> Extrait source:
—————
11/07/2021

Résilience

Guy Marty
Par Guy Marty

Nous sommes sortis du confinement et des couvre-feux, et nous nous préparons pour l’été. On parle beaucoup de la résilience de l’économie française, et l’on pourrait même dire que la « résilience » est une expression devenue à la mode.

Nous espérons tous que l’économie française va bien repartir, mais il me semble qu’on emploie le mot de « résilience » à tort et à travers, et qu’on oublie son véritable sens.

Même si c’est un mot aujourd’hui courant, il ne veut pas dire la même chose selon celui qui l’emploie. Pour les uns cela veut dire résistance ou endurance. Pour d’autres c’est la capacité d’une personne, ou d’une entreprise, ou d’une économie à surmonter un choc.
—————
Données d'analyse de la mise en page
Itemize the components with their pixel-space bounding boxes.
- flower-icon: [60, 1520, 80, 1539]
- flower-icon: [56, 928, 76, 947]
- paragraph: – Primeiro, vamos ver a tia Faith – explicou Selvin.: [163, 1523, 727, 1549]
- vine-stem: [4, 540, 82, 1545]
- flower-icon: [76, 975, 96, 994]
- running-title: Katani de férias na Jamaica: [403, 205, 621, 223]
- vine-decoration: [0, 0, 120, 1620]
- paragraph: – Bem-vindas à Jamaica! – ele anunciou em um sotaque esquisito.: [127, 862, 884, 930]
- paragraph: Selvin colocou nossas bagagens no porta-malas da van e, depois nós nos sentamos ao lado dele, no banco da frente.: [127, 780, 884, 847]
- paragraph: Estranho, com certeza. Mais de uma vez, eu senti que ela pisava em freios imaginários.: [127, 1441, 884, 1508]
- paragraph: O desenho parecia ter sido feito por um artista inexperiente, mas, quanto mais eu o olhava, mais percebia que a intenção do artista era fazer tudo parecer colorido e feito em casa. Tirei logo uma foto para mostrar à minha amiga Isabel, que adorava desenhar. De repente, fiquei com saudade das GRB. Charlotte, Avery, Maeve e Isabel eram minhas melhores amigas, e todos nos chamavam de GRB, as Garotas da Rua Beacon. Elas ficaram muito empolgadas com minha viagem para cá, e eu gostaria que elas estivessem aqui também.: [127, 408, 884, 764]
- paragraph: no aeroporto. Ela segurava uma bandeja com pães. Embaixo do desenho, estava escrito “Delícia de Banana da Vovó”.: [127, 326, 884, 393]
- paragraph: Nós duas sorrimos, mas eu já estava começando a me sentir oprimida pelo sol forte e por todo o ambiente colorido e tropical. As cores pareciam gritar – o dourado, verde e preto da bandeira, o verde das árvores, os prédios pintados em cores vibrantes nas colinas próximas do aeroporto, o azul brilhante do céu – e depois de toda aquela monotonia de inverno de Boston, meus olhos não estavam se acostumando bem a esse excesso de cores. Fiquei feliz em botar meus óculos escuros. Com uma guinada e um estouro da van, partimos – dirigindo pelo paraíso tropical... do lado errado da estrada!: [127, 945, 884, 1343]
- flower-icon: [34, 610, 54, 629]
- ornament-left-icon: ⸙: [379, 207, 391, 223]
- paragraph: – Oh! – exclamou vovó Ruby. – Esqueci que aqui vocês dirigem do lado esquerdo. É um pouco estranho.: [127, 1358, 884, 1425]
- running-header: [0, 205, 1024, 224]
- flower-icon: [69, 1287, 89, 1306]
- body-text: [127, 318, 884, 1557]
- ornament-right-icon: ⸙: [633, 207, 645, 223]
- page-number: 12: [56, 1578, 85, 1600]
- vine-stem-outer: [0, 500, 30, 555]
—————
> Consigne: Recopiez le passage du texte sur la résilience en commençant par « Nous sommes sortis » et en continuant jusqu'à « surmonter un choc. » inclus.

> Réponse rédigée:
Nous sommes sortis du confinement et des couvre-feux, et nous nous préparons pour l’été. On parle beaucoup de la résilience de l’économie française, et l’on pourrait même dire que la « résilience » est une expression devenue à la mode.

Nous espérons tous que l’économie française va bien repartir, mais il me semble qu’on emploie le mot de « résilience » à tort et à travers, et qu’on oublie son véritable sens.

Même si c’est un mot aujourd’hui courant, il ne veut pas dire la même chose selon celui qui l’emploie. Pour les uns cela veut dire résistance ou endurance. Pour d’autres c’est la capacité d’une personne, ou d’une entreprise, ou d’une économie à surmonter un choc.